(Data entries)
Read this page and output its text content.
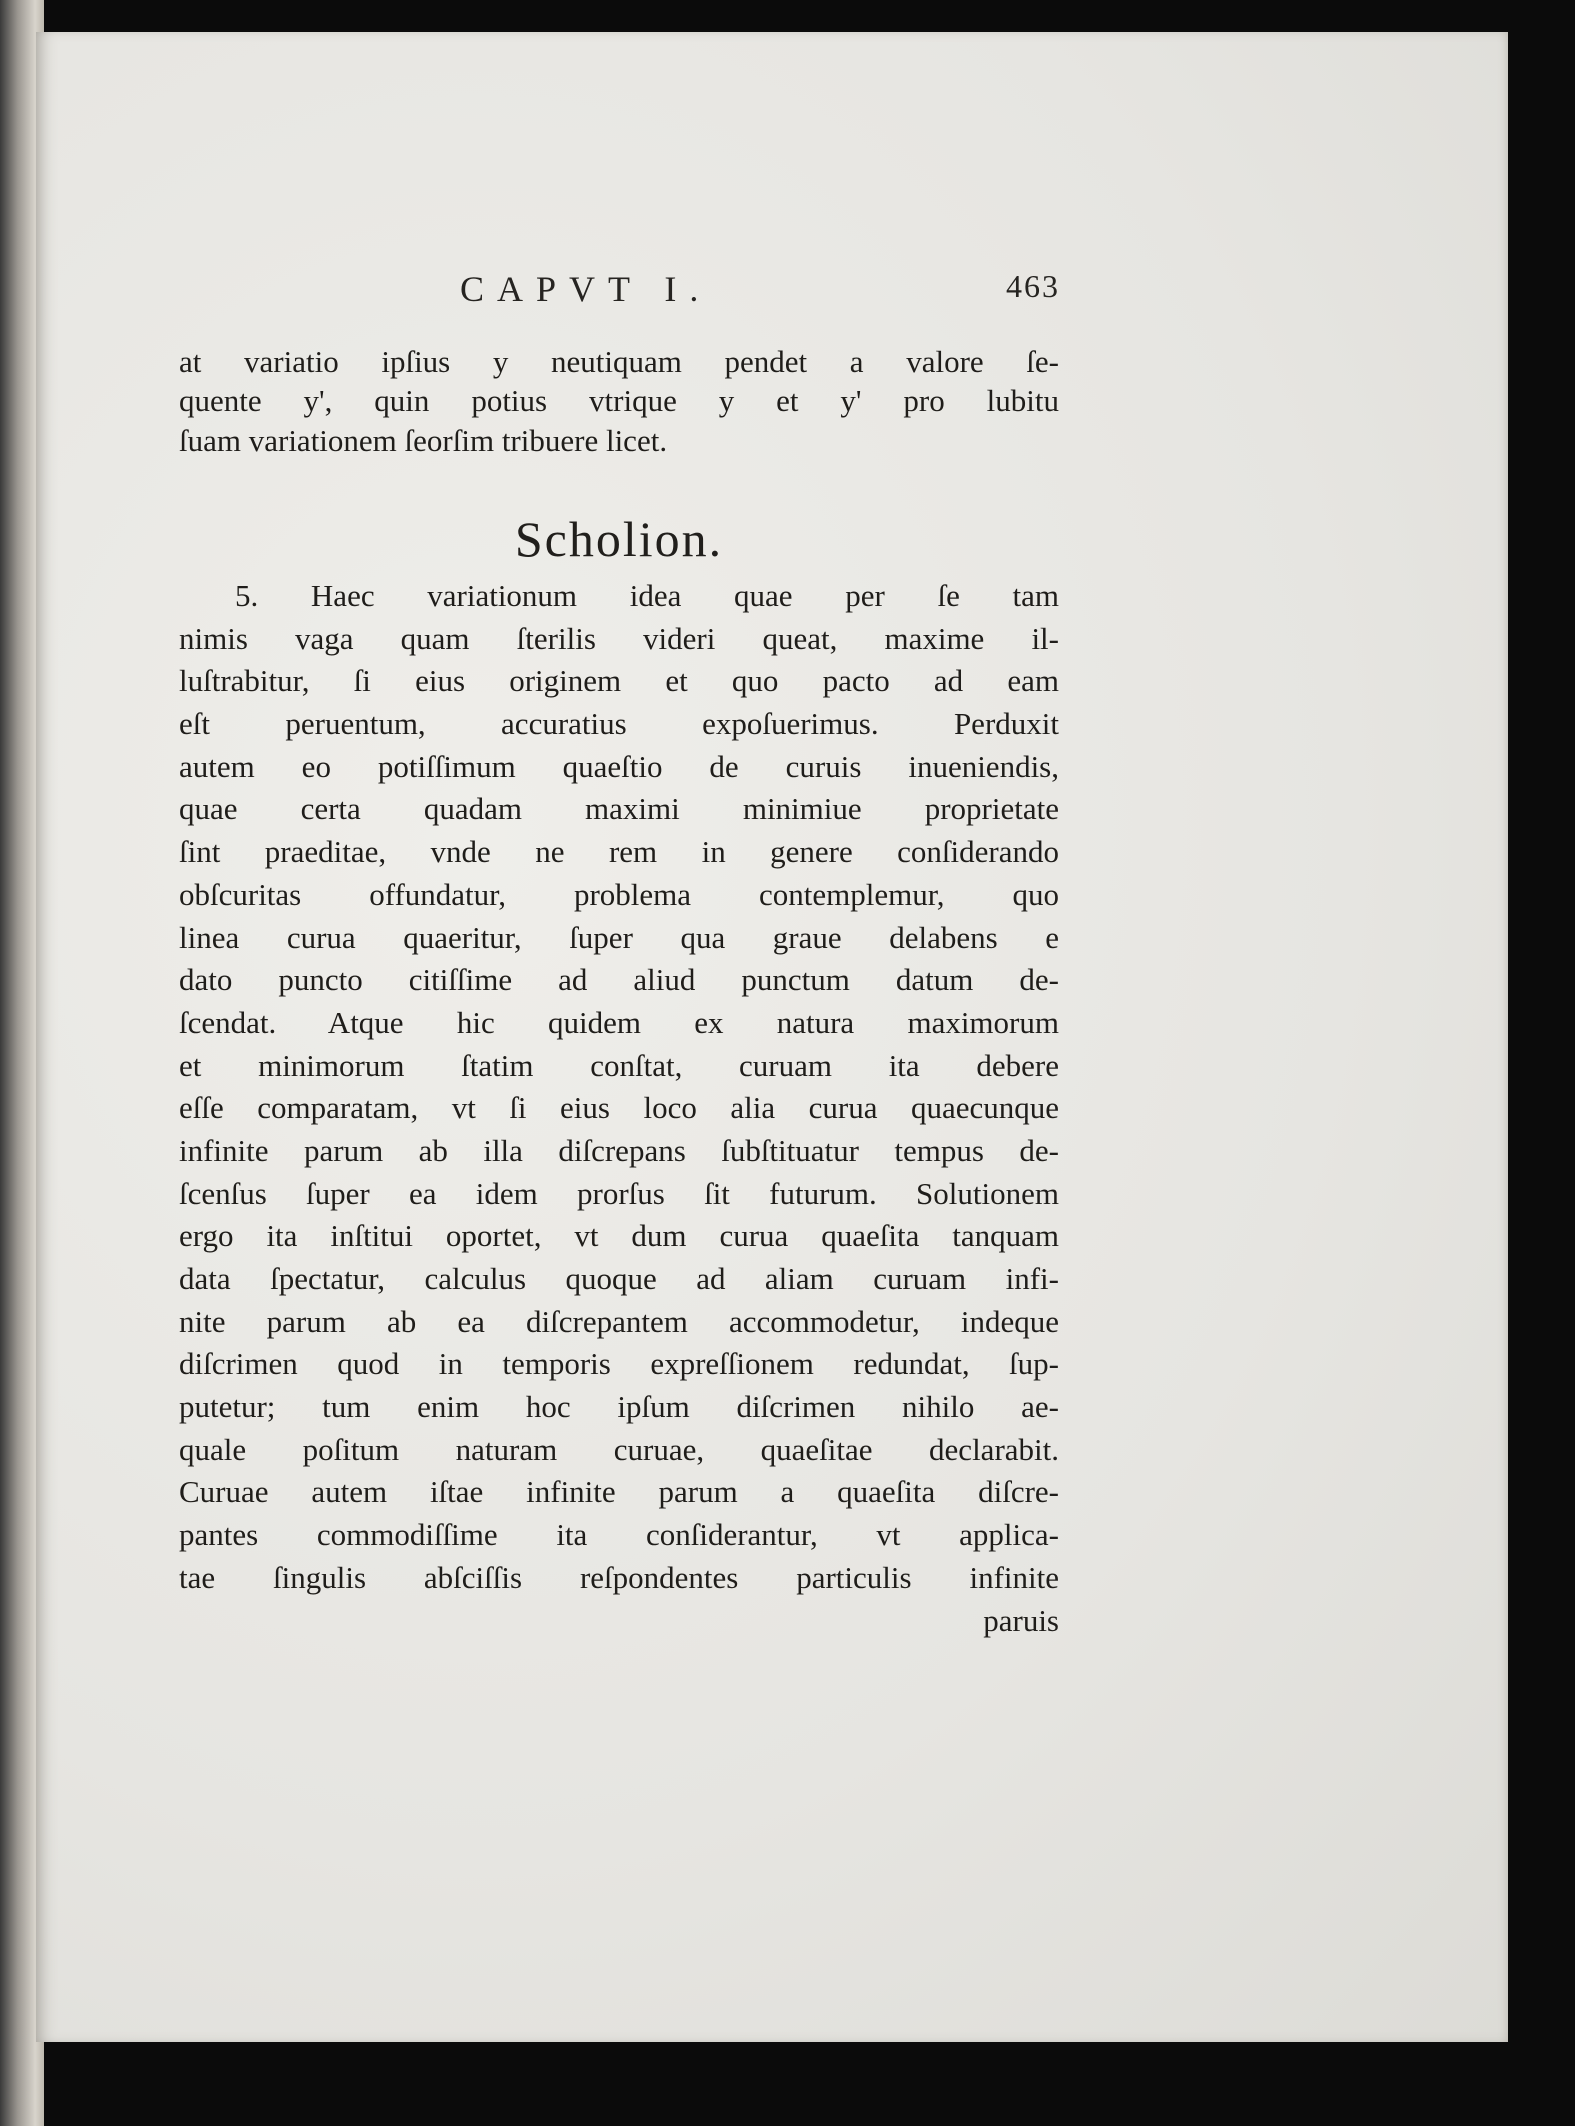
CAPVT I.	463
at variatio ipſius y neutiquam pendet a valore ſe-
quente y', quin potius vtrique y et y' pro lubitu
ſuam variationem ſeorſim tribuere licet.
Scholion.
5. Haec variationum idea quae per ſe tam
nimis vaga quam ſterilis videri queat, maxime il-
luſtrabitur, ſi eius originem et quo pacto ad eam
eſt peruentum, accuratius expoſuerimus. Perduxit
autem eo potiſſimum quaeſtio de curuis inueniendis,
quae certa quadam maximi minimiue proprietate
ſint praeditae, vnde ne rem in genere conſiderando
obſcuritas offundatur, problema contemplemur, quo
linea curua quaeritur, ſuper qua graue delabens e
dato puncto citiſſime ad aliud punctum datum de-
ſcendat. Atque hic quidem ex natura maximorum
et minimorum ſtatim conſtat, curuam ita debere
eſſe comparatam, vt ſi eius loco alia curua quaecunque
infinite parum ab illa diſcrepans ſubſtituatur tempus de-
ſcenſus ſuper ea idem prorſus ſit futurum. Solutionem
ergo ita inſtitui oportet, vt dum curua quaeſita tanquam
data ſpectatur, calculus quoque ad aliam curuam infi-
nite parum ab ea diſcrepantem accommodetur, indeque
diſcrimen quod in temporis expreſſionem redundat, ſup-
putetur; tum enim hoc ipſum diſcrimen nihilo ae-
quale poſitum naturam curuae, quaeſitae declarabit.
Curuae autem iſtae infinite parum a quaeſita diſcre-
pantes commodiſſime ita conſiderantur, vt applica-
tae ſingulis abſciſſis reſpondentes particulis infinite
paruis
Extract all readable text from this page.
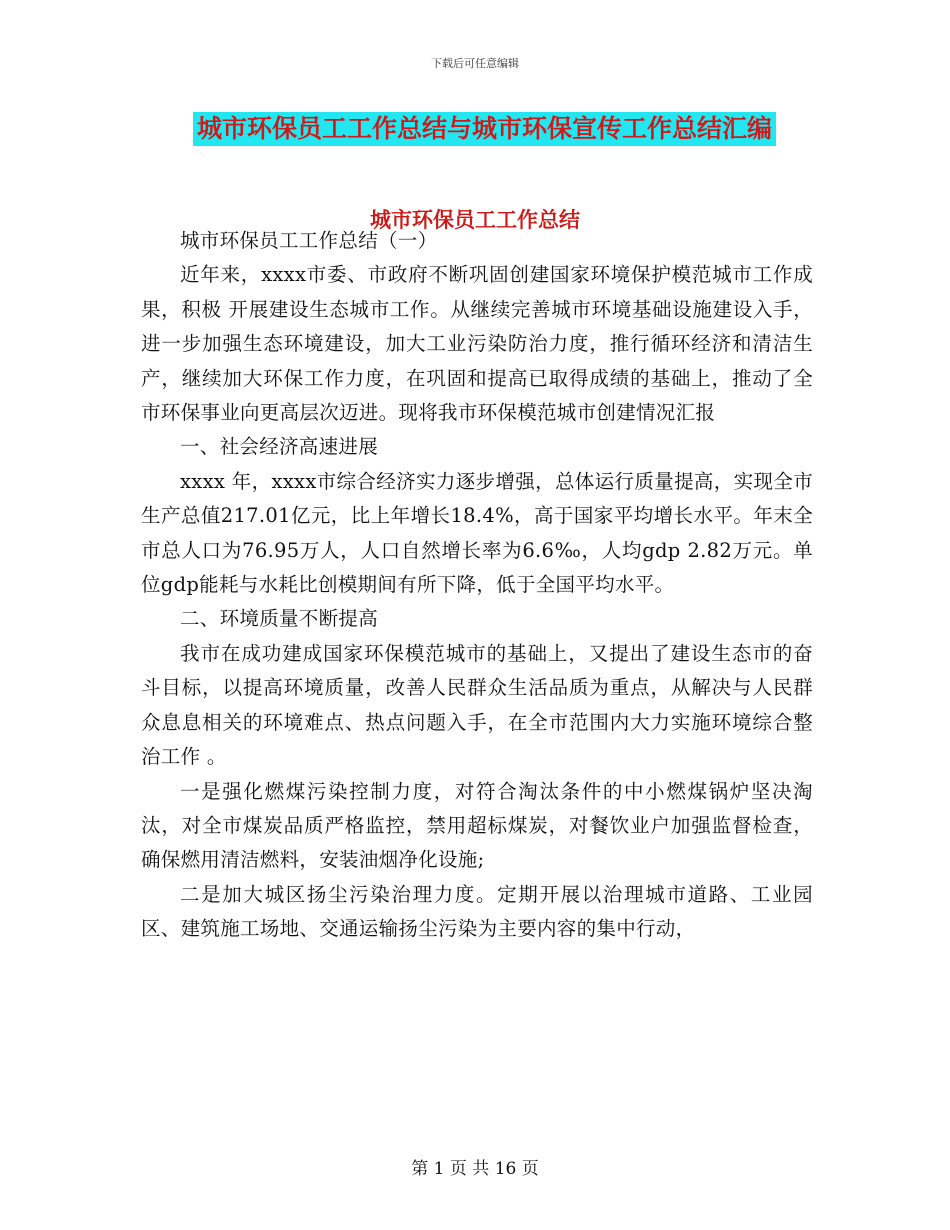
下载后可任意编辑
城市环保员工工作总结与城市环保宣传工作总结汇编
城市环保员工工作总结

城市环保员工工作总结（一）

近年来，xxxx市委、市政府不断巩固创建国家环境保护模范城市工作成果，积极 开展建设生态城市工作。从继续完善城市环境基础设施建设入手，进一步加强生态环境建设，加大工业污染防治力度，推行循环经济和清洁生产，继续加大环保工作力度，在巩固和提高已取得成绩的基础上，推动了全市环保事业向更高层次迈进。现将我市环保模范城市创建情况汇报

一、社会经济高速进展

xxxx 年，xxxx市综合经济实力逐步增强，总体运行质量提高，实现全市生产总值217.01亿元，比上年增长18.4%，高于国家平均增长水平。年末全市总人口为76.95万人，人口自然增长率为6.6‰，人均gdp 2.82万元。单位gdp能耗与水耗比创模期间有所下降，低于全国平均水平。

二、环境质量不断提高

我市在成功建成国家环保模范城市的基础上，又提出了建设生态市的奋斗目标，以提高环境质量，改善人民群众生活品质为重点，从解决与人民群众息息相关的环境难点、热点问题入手，在全市范围内大力实施环境综合整治工作 。

一是强化燃煤污染控制力度，对符合淘汰条件的中小燃煤锅炉坚决淘汰，对全市煤炭品质严格监控，禁用超标煤炭，对餐饮业户加强监督检查，确保燃用清洁燃料，安装油烟净化设施;

二是加大城区扬尘污染治理力度。定期开展以治理城市道路、工业园区、建筑施工场地、交通运输扬尘污染为主要内容的集中行动，

第 1 页 共 16 页
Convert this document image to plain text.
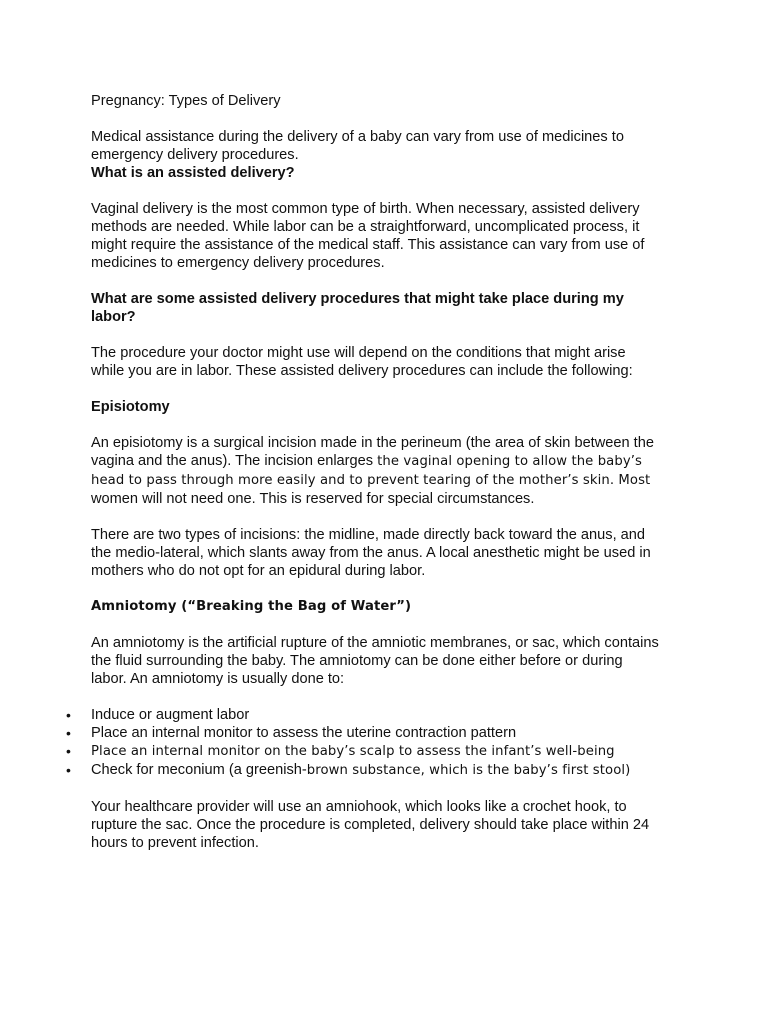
Pregnancy: Types of Delivery

Medical assistance during the delivery of a baby can vary from use of medicines to
emergency delivery procedures.

What is an assisted delivery?

Vaginal delivery is the most common type of birth. When necessary, assisted delivery
methods are needed. While labor can be a straightforward, uncomplicated process, it
might require the assistance of the medical staff. This assistance can vary from use of
medicines to emergency delivery procedures.

What are some assisted delivery procedures that might take place during my
labor?

The procedure your doctor might use will depend on the conditions that might arise
while you are in labor. These assisted delivery procedures can include the following:

Episiotomy

An episiotomy is a surgical incision made in the perineum (the area of skin between the
vagina and the anus). The incision enlarges the vaginal opening to allow the baby’s
head to pass through more easily and to prevent tearing of the mother’s skin. Most
women will not need one. This is reserved for special circumstances.

There are two types of incisions: the midline, made directly back toward the anus, and
the medio-lateral, which slants away from the anus. A local anesthetic might be used in
mothers who do not opt for an epidural during labor.

Amniotomy (“Breaking the Bag of Water”)

An amniotomy is the artificial rupture of the amniotic membranes, or sac, which contains
the fluid surrounding the baby. The amniotomy can be done either before or during
labor. An amniotomy is usually done to:

• Induce or augment labor
• Place an internal monitor to assess the uterine contraction pattern
• Place an internal monitor on the baby’s scalp to assess the infant’s well-being
• Check for meconium (a greenish-brown substance, which is the baby’s first stool)

Your healthcare provider will use an amniohook, which looks like a crochet hook, to
rupture the sac. Once the procedure is completed, delivery should take place within 24
hours to prevent infection.
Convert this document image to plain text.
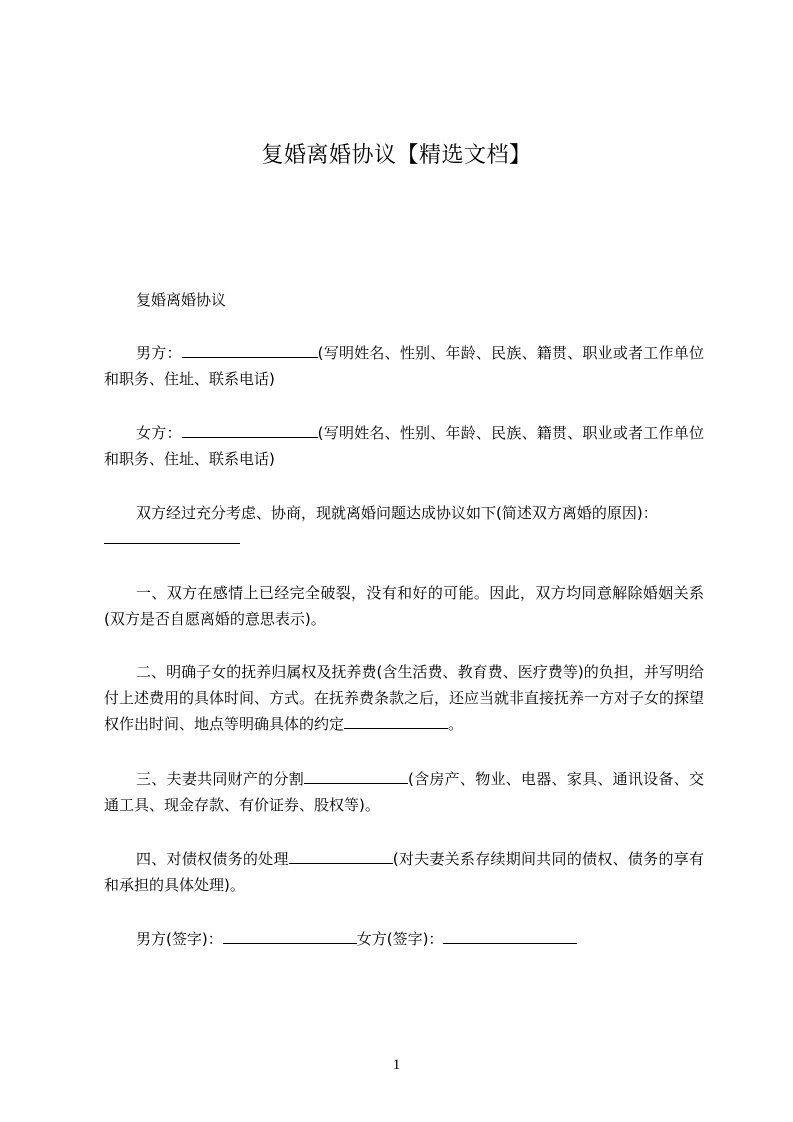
复婚离婚协议【精选文档】

复婚离婚协议

男方：	(写明姓名、性别、年龄、民族、籍贯、职业或者工作单位和职务、住址、联系电话)

女方：	(写明姓名、性别、年龄、民族、籍贯、职业或者工作单位和职务、住址、联系电话)

双方经过充分考虑、协商，现就离婚问题达成协议如下(简述双方离婚的原因)：

一、双方在感情上已经完全破裂，没有和好的可能。因此，双方均同意解除婚姻关系(双方是否自愿离婚的意思表示)。

二、明确子女的抚养归属权及抚养费(含生活费、教育费、医疗费等)的负担，并写明给付上述费用的具体时间、方式。在抚养费条款之后，还应当就非直接抚养一方对子女的探望权作出时间、地点等明确具体的约定	。

三、夫妻共同财产的分割	(含房产、物业、电器、家具、通讯设备、交通工具、现金存款、有价证券、股权等)。

四、对债权债务的处理	(对夫妻关系存续期间共同的债权、债务的享有和承担的具体处理)。

男方(签字)：	女方(签字)：

1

**TASK PROMPT:** Transcribe the full listing above exactly as it stands, minus the pictures.

**RIGHT ANSWER:**
Read this page and output its text content.
CAPVT I.	463
at variatio ipſius y neutiquam pendet a valore ſe-
quente y', quin potius vtrique y et y' pro lubitu
ſuam variationem ſeorſim tribuere licet.
Scholion.
5. Haec variationum idea quae per ſe tam
nimis vaga quam ſterilis videri queat, maxime il-
luſtrabitur, ſi eius originem et quo pacto ad eam
eſt peruentum, accuratius expoſuerimus. Perduxit
autem eo potiſſimum quaeſtio de curuis inueniendis,
quae certa quadam maximi minimiue proprietate
ſint praeditae, vnde ne rem in genere conſiderando
obſcuritas offundatur, problema contemplemur, quo
linea curua quaeritur, ſuper qua graue delabens e
dato puncto citiſſime ad aliud punctum datum de-
ſcendat. Atque hic quidem ex natura maximorum
et minimorum ſtatim conſtat, curuam ita debere
eſſe comparatam, vt ſi eius loco alia curua quaecunque
infinite parum ab illa diſcrepans ſubſtituatur tempus de-
ſcenſus ſuper ea idem prorſus ſit futurum. Solutionem
ergo ita inſtitui oportet, vt dum curua quaeſita tanquam
data ſpectatur, calculus quoque ad aliam curuam infi-
nite parum ab ea diſcrepantem accommodetur, indeque
diſcrimen quod in temporis expreſſionem redundat, ſup-
putetur; tum enim hoc ipſum diſcrimen nihilo ae-
quale poſitum naturam curuae, quaeſitae declarabit.
Curuae autem iſtae infinite parum a quaeſita diſcre-
pantes commodiſſime ita conſiderantur, vt applica-
tae ſingulis abſciſſis reſpondentes particulis infinite
paruis
Extract all readable text from this page.
下载后可任意编辑
城市环保员工工作总结与城市环保宣传工作总结汇编
城市环保员工工作总结

城市环保员工工作总结（一）

近年来，xxxx市委、市政府不断巩固创建国家环境保护模范城市工作成果，积极 开展建设生态城市工作。从继续完善城市环境基础设施建设入手，进一步加强生态环境建设，加大工业污染防治力度，推行循环经济和清洁生产，继续加大环保工作力度，在巩固和提高已取得成绩的基础上，推动了全市环保事业向更高层次迈进。现将我市环保模范城市创建情况汇报

一、社会经济高速进展

xxxx 年，xxxx市综合经济实力逐步增强，总体运行质量提高，实现全市生产总值217.01亿元，比上年增长18.4%，高于国家平均增长水平。年末全市总人口为76.95万人，人口自然增长率为6.6‰，人均gdp 2.82万元。单位gdp能耗与水耗比创模期间有所下降，低于全国平均水平。

二、环境质量不断提高

我市在成功建成国家环保模范城市的基础上，又提出了建设生态市的奋斗目标，以提高环境质量，改善人民群众生活品质为重点，从解决与人民群众息息相关的环境难点、热点问题入手，在全市范围内大力实施环境综合整治工作 。

一是强化燃煤污染控制力度，对符合淘汰条件的中小燃煤锅炉坚决淘汰，对全市煤炭品质严格监控，禁用超标煤炭，对餐饮业户加强监督检查，确保燃用清洁燃料，安装油烟净化设施;

二是加大城区扬尘污染治理力度。定期开展以治理城市道路、工业园区、建筑施工场地、交通运输扬尘污染为主要内容的集中行动，

第 1 页 共 16 页
Convert this document image to plain text.
Pregnancy: Types of Delivery

Medical assistance during the delivery of a baby can vary from use of medicines to
emergency delivery procedures.

What is an assisted delivery?

Vaginal delivery is the most common type of birth. When necessary, assisted delivery
methods are needed. While labor can be a straightforward, uncomplicated process, it
might require the assistance of the medical staff. This assistance can vary from use of
medicines to emergency delivery procedures.

What are some assisted delivery procedures that might take place during my
labor?

The procedure your doctor might use will depend on the conditions that might arise
while you are in labor. These assisted delivery procedures can include the following:

Episiotomy

An episiotomy is a surgical incision made in the perineum (the area of skin between the
vagina and the anus). The incision enlarges the vaginal opening to allow the baby’s
head to pass through more easily and to prevent tearing of the mother’s skin. Most
women will not need one. This is reserved for special circumstances.

There are two types of incisions: the midline, made directly back toward the anus, and
the medio-lateral, which slants away from the anus. A local anesthetic might be used in
mothers who do not opt for an epidural during labor.

Amniotomy (“Breaking the Bag of Water”)

An amniotomy is the artificial rupture of the amniotic membranes, or sac, which contains
the fluid surrounding the baby. The amniotomy can be done either before or during
labor. An amniotomy is usually done to:

• Induce or augment labor
• Place an internal monitor to assess the uterine contraction pattern
• Place an internal monitor on the baby’s scalp to assess the infant’s well-being
• Check for meconium (a greenish-brown substance, which is the baby’s first stool)

Your healthcare provider will use an amniohook, which looks like a crochet hook, to
rupture the sac. Once the procedure is completed, delivery should take place within 24
hours to prevent infection.
Convert this document image to plain text.
复婚离婚协议【精选文档】

复婚离婚协议

男方：	(写明姓名、性别、年龄、民族、籍贯、职业或者工作单位和职务、住址、联系电话)

女方：	(写明姓名、性别、年龄、民族、籍贯、职业或者工作单位和职务、住址、联系电话)

双方经过充分考虑、协商，现就离婚问题达成协议如下(简述双方离婚的原因)：

一、双方在感情上已经完全破裂，没有和好的可能。因此，双方均同意解除婚姻关系(双方是否自愿离婚的意思表示)。

二、明确子女的抚养归属权及抚养费(含生活费、教育费、医疗费等)的负担，并写明给付上述费用的具体时间、方式。在抚养费条款之后，还应当就非直接抚养一方对子女的探望权作出时间、地点等明确具体的约定	。

三、夫妻共同财产的分割	(含房产、物业、电器、家具、通讯设备、交通工具、现金存款、有价证券、股权等)。

四、对债权债务的处理	(对夫妻关系存续期间共同的债权、债务的享有和承担的具体处理)。

男方(签字)：	女方(签字)：

1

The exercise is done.